What to do: Can you write out all of the material below, word for word?

------------------------------------------------

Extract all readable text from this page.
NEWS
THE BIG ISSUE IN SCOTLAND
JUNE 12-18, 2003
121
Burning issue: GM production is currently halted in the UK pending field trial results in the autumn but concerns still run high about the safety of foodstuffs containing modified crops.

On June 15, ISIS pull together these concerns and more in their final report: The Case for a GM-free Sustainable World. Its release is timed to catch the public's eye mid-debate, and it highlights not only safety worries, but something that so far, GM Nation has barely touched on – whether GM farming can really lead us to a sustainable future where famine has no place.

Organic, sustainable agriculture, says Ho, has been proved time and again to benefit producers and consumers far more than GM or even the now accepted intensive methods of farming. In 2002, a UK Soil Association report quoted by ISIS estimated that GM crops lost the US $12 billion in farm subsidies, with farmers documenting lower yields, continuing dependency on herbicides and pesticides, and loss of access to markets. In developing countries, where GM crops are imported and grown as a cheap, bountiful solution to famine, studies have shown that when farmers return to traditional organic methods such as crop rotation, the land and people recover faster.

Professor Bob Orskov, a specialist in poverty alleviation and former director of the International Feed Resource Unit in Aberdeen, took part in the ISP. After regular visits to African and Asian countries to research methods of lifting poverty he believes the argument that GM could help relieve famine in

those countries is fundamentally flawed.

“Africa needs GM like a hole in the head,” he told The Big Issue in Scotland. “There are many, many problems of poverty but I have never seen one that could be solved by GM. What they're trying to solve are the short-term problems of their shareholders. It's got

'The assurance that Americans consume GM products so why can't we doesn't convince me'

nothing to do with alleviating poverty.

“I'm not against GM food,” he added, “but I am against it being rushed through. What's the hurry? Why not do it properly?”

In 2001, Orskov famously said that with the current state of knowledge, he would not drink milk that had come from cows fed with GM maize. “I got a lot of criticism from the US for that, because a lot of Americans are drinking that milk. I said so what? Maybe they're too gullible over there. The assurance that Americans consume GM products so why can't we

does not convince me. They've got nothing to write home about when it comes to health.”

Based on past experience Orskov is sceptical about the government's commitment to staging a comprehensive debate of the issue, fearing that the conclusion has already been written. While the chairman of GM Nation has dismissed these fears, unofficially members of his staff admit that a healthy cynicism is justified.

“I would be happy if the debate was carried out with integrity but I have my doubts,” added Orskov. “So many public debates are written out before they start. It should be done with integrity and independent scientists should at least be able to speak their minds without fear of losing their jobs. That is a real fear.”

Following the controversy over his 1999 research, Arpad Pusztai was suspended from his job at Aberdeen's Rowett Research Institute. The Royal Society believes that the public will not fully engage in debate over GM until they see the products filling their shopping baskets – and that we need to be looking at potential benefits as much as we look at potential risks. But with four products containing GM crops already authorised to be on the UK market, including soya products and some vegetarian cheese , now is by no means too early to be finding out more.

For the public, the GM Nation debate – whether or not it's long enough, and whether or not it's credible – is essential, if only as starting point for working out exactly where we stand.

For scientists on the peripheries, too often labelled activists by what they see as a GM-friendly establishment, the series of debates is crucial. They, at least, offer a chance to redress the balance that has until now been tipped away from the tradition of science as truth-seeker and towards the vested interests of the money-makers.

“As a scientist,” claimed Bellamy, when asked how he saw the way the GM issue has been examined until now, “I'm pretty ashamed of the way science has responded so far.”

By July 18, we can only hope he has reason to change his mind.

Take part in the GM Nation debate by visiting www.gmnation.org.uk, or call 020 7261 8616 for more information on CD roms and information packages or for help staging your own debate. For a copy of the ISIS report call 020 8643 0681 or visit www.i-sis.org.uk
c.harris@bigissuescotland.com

------------------------------------------------

Full output:
Extract all readable text from this page.
NEWS
THE BIG ISSUE IN SCOTLAND
JUNE 12-18, 2003
121
Burning issue: GM production is currently halted in the UK pending field trial results in the autumn but concerns still run high about the safety of foodstuffs containing modified crops.

On June 15, ISIS pull together these concerns and more in their final report: The Case for a GM-free Sustainable World. Its release is timed to catch the public's eye mid-debate, and it highlights not only safety worries, but something that so far, GM Nation has barely touched on – whether GM farming can really lead us to a sustainable future where famine has no place.

Organic, sustainable agriculture, says Ho, has been proved time and again to benefit producers and consumers far more than GM or even the now accepted intensive methods of farming. In 2002, a UK Soil Association report quoted by ISIS estimated that GM crops lost the US $12 billion in farm subsidies, with farmers documenting lower yields, continuing dependency on herbicides and pesticides, and loss of access to markets. In developing countries, where GM crops are imported and grown as a cheap, bountiful solution to famine, studies have shown that when farmers return to traditional organic methods such as crop rotation, the land and people recover faster.

Professor Bob Orskov, a specialist in poverty alleviation and former director of the International Feed Resource Unit in Aberdeen, took part in the ISP. After regular visits to African and Asian countries to research methods of lifting poverty he believes the argument that GM could help relieve famine in

those countries is fundamentally flawed.

“Africa needs GM like a hole in the head,” he told The Big Issue in Scotland. “There are many, many problems of poverty but I have never seen one that could be solved by GM. What they're trying to solve are the short-term problems of their shareholders. It's got

'The assurance that Americans consume GM products so why can't we doesn't convince me'

nothing to do with alleviating poverty.

“I'm not against GM food,” he added, “but I am against it being rushed through. What's the hurry? Why not do it properly?”

In 2001, Orskov famously said that with the current state of knowledge, he would not drink milk that had come from cows fed with GM maize. “I got a lot of criticism from the US for that, because a lot of Americans are drinking that milk. I said so what? Maybe they're too gullible over there. The assurance that Americans consume GM products so why can't we

does not convince me. They've got nothing to write home about when it comes to health.”

Based on past experience Orskov is sceptical about the government's commitment to staging a comprehensive debate of the issue, fearing that the conclusion has already been written. While the chairman of GM Nation has dismissed these fears, unofficially members of his staff admit that a healthy cynicism is justified.

“I would be happy if the debate was carried out with integrity but I have my doubts,” added Orskov. “So many public debates are written out before they start. It should be done with integrity and independent scientists should at least be able to speak their minds without fear of losing their jobs. That is a real fear.”

Following the controversy over his 1999 research, Arpad Pusztai was suspended from his job at Aberdeen's Rowett Research Institute. The Royal Society believes that the public will not fully engage in debate over GM until they see the products filling their shopping baskets – and that we need to be looking at potential benefits as much as we look at potential risks. But with four products containing GM crops already authorised to be on the UK market, including soya products and some vegetarian cheese , now is by no means too early to be finding out more.

For the public, the GM Nation debate – whether or not it's long enough, and whether or not it's credible – is essential, if only as starting point for working out exactly where we stand.

For scientists on the peripheries, too often labelled activists by what they see as a GM-friendly establishment, the series of debates is crucial. They, at least, offer a chance to redress the balance that has until now been tipped away from the tradition of science as truth-seeker and towards the vested interests of the money-makers.

“As a scientist,” claimed Bellamy, when asked how he saw the way the GM issue has been examined until now, “I'm pretty ashamed of the way science has responded so far.”

By July 18, we can only hope he has reason to change his mind.

Take part in the GM Nation debate by visiting www.gmnation.org.uk, or call 020 7261 8616 for more information on CD roms and information packages or for help staging your own debate. For a copy of the ISIS report call 020 8643 0681 or visit www.i-sis.org.uk
c.harris@bigissuescotland.com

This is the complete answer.